REQUIREMENT:
Pick out every line of the entries below where "houses" occurs, and copy those lines.

DATASET:
========================================

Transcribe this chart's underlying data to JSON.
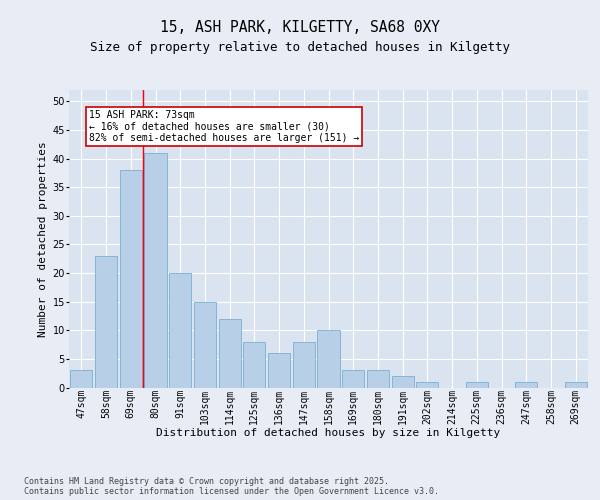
{
  "title1": "15, ASH PARK, KILGETTY, SA68 0XY",
  "title2": "Size of property relative to detached houses in Kilgetty",
  "xlabel": "Distribution of detached houses by size in Kilgetty",
  "ylabel": "Number of detached properties",
  "categories": [
    "47sqm",
    "58sqm",
    "69sqm",
    "80sqm",
    "91sqm",
    "103sqm",
    "114sqm",
    "125sqm",
    "136sqm",
    "147sqm",
    "158sqm",
    "169sqm",
    "180sqm",
    "191sqm",
    "202sqm",
    "214sqm",
    "225sqm",
    "236sqm",
    "247sqm",
    "258sqm",
    "269sqm"
  ],
  "values": [
    3,
    23,
    38,
    41,
    20,
    15,
    12,
    8,
    6,
    8,
    10,
    3,
    3,
    2,
    1,
    0,
    1,
    0,
    1,
    0,
    1
  ],
  "bar_color": "#b8cfe8",
  "bar_edge_color": "#7aafd4",
  "background_color": "#e8edf5",
  "plot_bg_color": "#dae3f0",
  "grid_color": "#ffffff",
  "annotation_text": "15 ASH PARK: 73sqm\n← 16% of detached houses are smaller (30)\n82% of semi-detached houses are larger (151) →",
  "annotation_box_color": "#ffffff",
  "annotation_box_edge": "#cc0000",
  "footer1": "Contains HM Land Registry data © Crown copyright and database right 2025.",
  "footer2": "Contains public sector information licensed under the Open Government Licence v3.0.",
  "ylim": [
    0,
    52
  ],
  "yticks": [
    0,
    5,
    10,
    15,
    20,
    25,
    30,
    35,
    40,
    45,
    50
  ],
  "red_line_x": 2.5,
  "title1_fontsize": 10.5,
  "title2_fontsize": 9,
  "axis_label_fontsize": 8,
  "tick_fontsize": 7,
  "annotation_fontsize": 7,
  "footer_fontsize": 6
}
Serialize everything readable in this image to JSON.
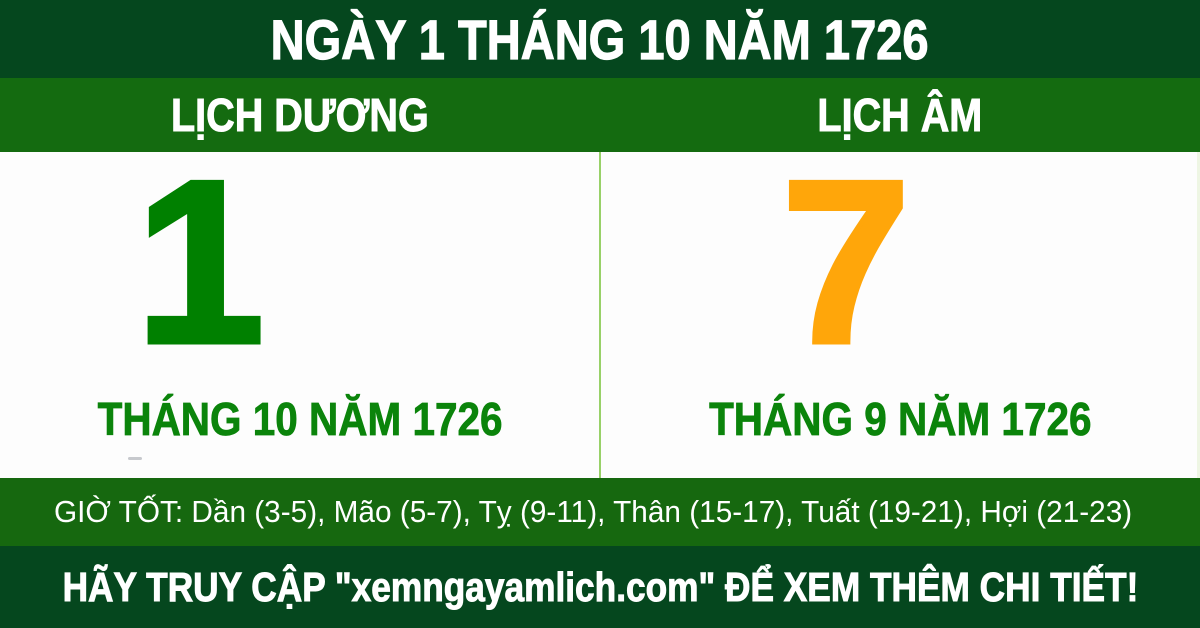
{
  "colors": {
    "dark_green": "#05471e",
    "green": "#146b10",
    "hours_bar_green": "#16680f",
    "solar_day_green": "#008000",
    "lunar_day_orange": "#ffa60a",
    "month_text_green": "#0b840b",
    "divider_light_green": "#98d168",
    "text_white": "#ffffff",
    "panel_white": "#fdfdfd"
  },
  "banner": {
    "title": "NGÀY 1 THÁNG 10 NĂM 1726"
  },
  "calendar_headers": {
    "solar_label": "LỊCH DƯƠNG",
    "lunar_label": "LỊCH ÂM"
  },
  "solar_panel": {
    "day": "1",
    "month_year": "THÁNG 10 NĂM 1726"
  },
  "lunar_panel": {
    "day": "7",
    "month_year": "THÁNG 9 NĂM 1726"
  },
  "good_hours": {
    "label": "GIỜ TỐT:",
    "entries": [
      "Dần (3-5)",
      "Mão (5-7)",
      "Tỵ (9-11)",
      "Thân (15-17)",
      "Tuất (19-21)",
      "Hợi (21-23)"
    ]
  },
  "footer": {
    "message": "HÃY TRUY CẬP \"xemngayamlich.com\" ĐỂ XEM THÊM CHI TIẾT!",
    "website": "xemngayamlich.com"
  }
}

========================================

CORRECT OUTPUT:
  "title2": "Size of property relative to detached houses in Kilgetty",
  "xlabel": "Distribution of detached houses by size in Kilgetty",
  "annotation_text": "15 ASH PARK: 73sqm\n← 16% of detached houses are smaller (30)\n82% of semi-detached houses are larger (151) →",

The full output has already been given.